== TASK PROMPT ==
Copy the data below exactly, omitting any picture it contains.

###

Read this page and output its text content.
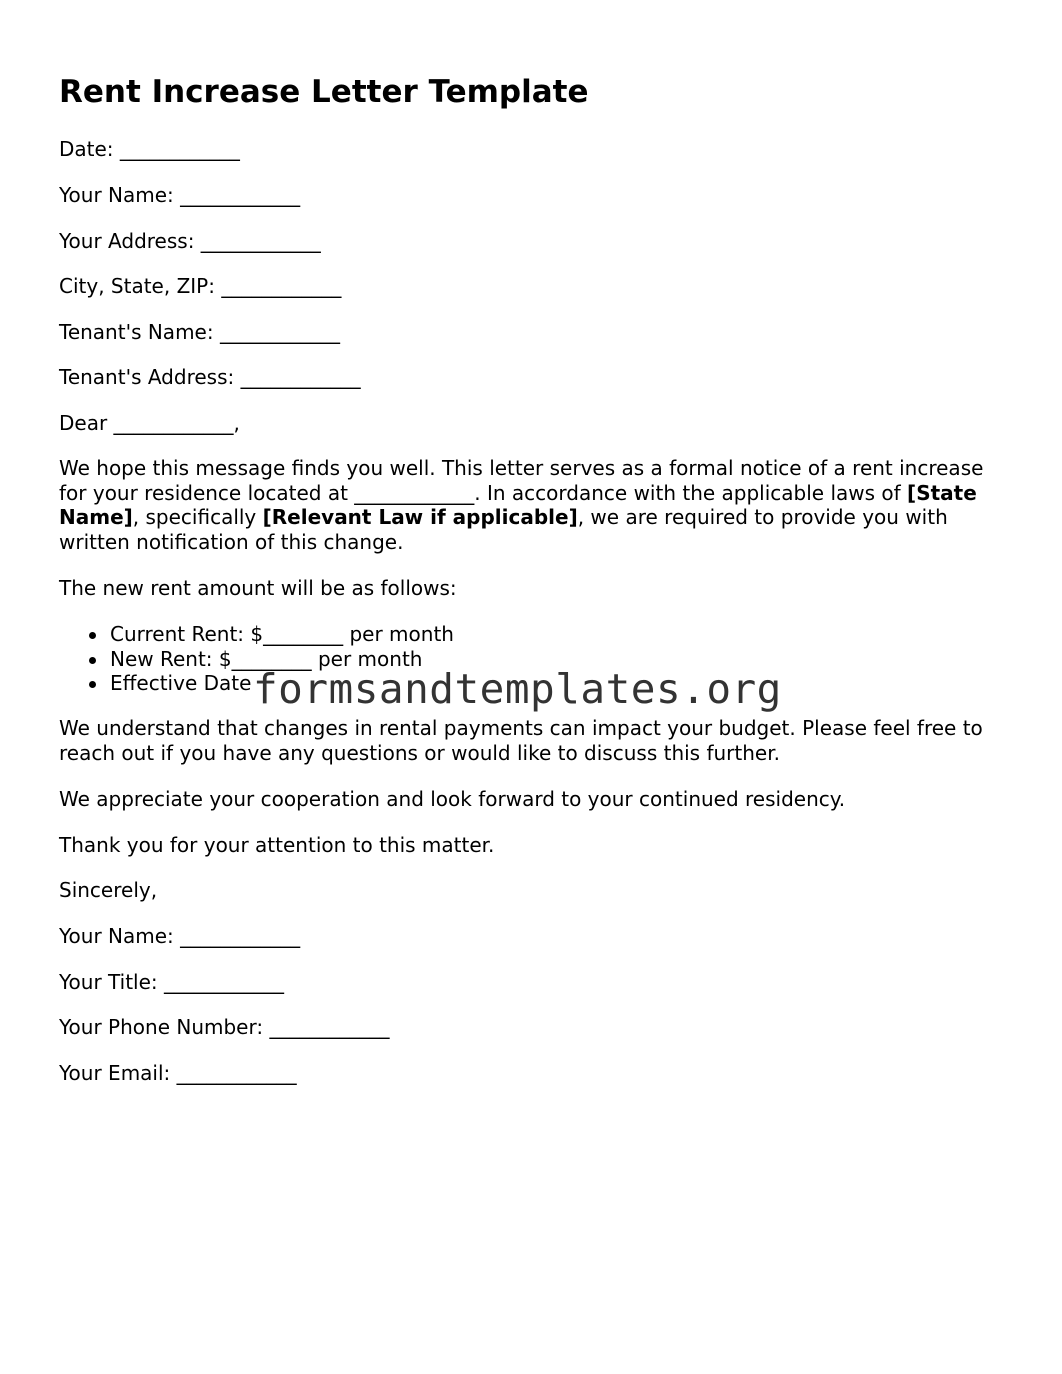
Rent Increase Letter Template
Date: ____________
Your Name: ____________
Your Address: ____________
City, State, ZIP: ____________
Tenant's Name: ____________
Tenant's Address: ____________
Dear ____________,
We hope this message finds you well. This letter serves as a formal notice of a rent increase for your residence located at ____________. In accordance with the applicable laws of [State Name], specifically [Relevant Law if applicable], we are required to provide you with written notification of this change.
The new rent amount will be as follows:
Current Rent: $________ per month
New Rent: $________ per month
Effective Date
We understand that changes in rental payments can impact your budget. Please feel free to reach out if you have any questions or would like to discuss this further.
We appreciate your cooperation and look forward to your continued residency.
Thank you for your attention to this matter.
Sincerely,
Your Name: ____________
Your Title: ____________
Your Phone Number: ____________
Your Email: ____________
formsandtemplates.org
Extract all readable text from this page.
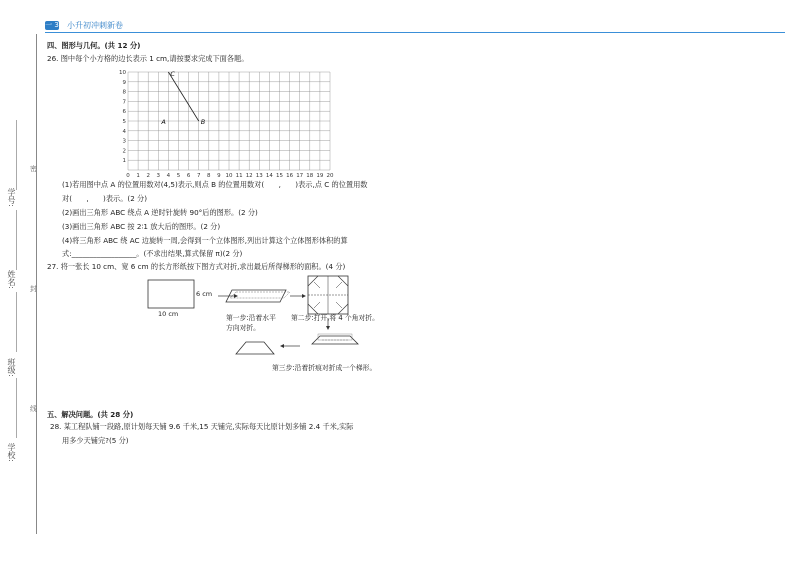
一 3 小升初冲刺新卷
学号:
姓名:
班级:
学校:
密
封
线
四、图形与几何。(共 12 分)
26. 图中每个小方格的边长表示 1 cm,请按要求完成下面各题。
0 1 2 3 4 5 6 7 8 9 10 11 12 13 14 15 16 17 18 19 20
1
2
3
4
5
6
7
8
9
10
A	B
C
(1)若用图中点 A 的位置用数对(4,5)表示,则点 B 的位置用数对(　　,　　)表示,点 C 的位置用数
对(　　,　　)表示。(2 分)
(2)画出三角形 ABC 绕点 A 逆时针旋转 90°后的图形。(2 分)
(3)画出三角形 ABC 按 2∶1 放大后的图形。(2 分)
(4)将三角形 ABC 绕 AC 边旋转一周,会得到一个立体图形,列出计算这个立体图形体积的算
式:__________________。(不求出结果,算式保留 π)(2 分)
27. 将一张长 10 cm、宽 6 cm 的长方形纸按下图方式对折,求出最后所得梯形的面积。(4 分)
6 cm
10 cm	第一步:沿着水平
方向对折。
第二步:打开,将 4 个角对折。
第三步:沿着折痕对折成一个梯形。
五、解决问题。(共 28 分)
28. 某工程队铺一段路,原计划每天铺 9.6 千米,15 天铺完,实际每天比原计划多铺 2.4 千米,实际
用多少天铺完?(5 分)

###

== ANSWER TO THIS EXERCISE ==
Read this page and output its text content.
Rent Increase Letter Template
Date: ____________
Your Name: ____________
Your Address: ____________
City, State, ZIP: ____________
Tenant's Name: ____________
Tenant's Address: ____________
Dear ____________,
We hope this message finds you well. This letter serves as a formal notice of a rent increase for your residence located at ____________. In accordance with the applicable laws of [State Name], specifically [Relevant Law if applicable], we are required to provide you with written notification of this change.
The new rent amount will be as follows:
Current Rent: $________ per month
New Rent: $________ per month
Effective Date
We understand that changes in rental payments can impact your budget. Please feel free to reach out if you have any questions or would like to discuss this further.
We appreciate your cooperation and look forward to your continued residency.
Thank you for your attention to this matter.
Sincerely,
Your Name: ____________
Your Title: ____________
Your Phone Number: ____________
Your Email: ____________
formsandtemplates.org
Extract all readable text from this page.
一 3 小升初冲刺新卷
学号:
姓名:
班级:
学校:
密
封
线
四、图形与几何。(共 12 分)
26. 图中每个小方格的边长表示 1 cm,请按要求完成下面各题。
0 1 2 3 4 5 6 7 8 9 10 11 12 13 14 15 16 17 18 19 20
1
2
3
4
5
6
7
8
9
10
A	B
C
(1)若用图中点 A 的位置用数对(4,5)表示,则点 B 的位置用数对(　　,　　)表示,点 C 的位置用数
对(　　,　　)表示。(2 分)
(2)画出三角形 ABC 绕点 A 逆时针旋转 90°后的图形。(2 分)
(3)画出三角形 ABC 按 2∶1 放大后的图形。(2 分)
(4)将三角形 ABC 绕 AC 边旋转一周,会得到一个立体图形,列出计算这个立体图形体积的算
式:__________________。(不求出结果,算式保留 π)(2 分)
27. 将一张长 10 cm、宽 6 cm 的长方形纸按下图方式对折,求出最后所得梯形的面积。(4 分)
6 cm
10 cm	第一步:沿着水平
方向对折。
第二步:打开,将 4 个角对折。
第三步:沿着折痕对折成一个梯形。
五、解决问题。(共 28 分)
28. 某工程队铺一段路,原计划每天铺 9.6 千米,15 天铺完,实际每天比原计划多铺 2.4 千米,实际
用多少天铺完?(5 分)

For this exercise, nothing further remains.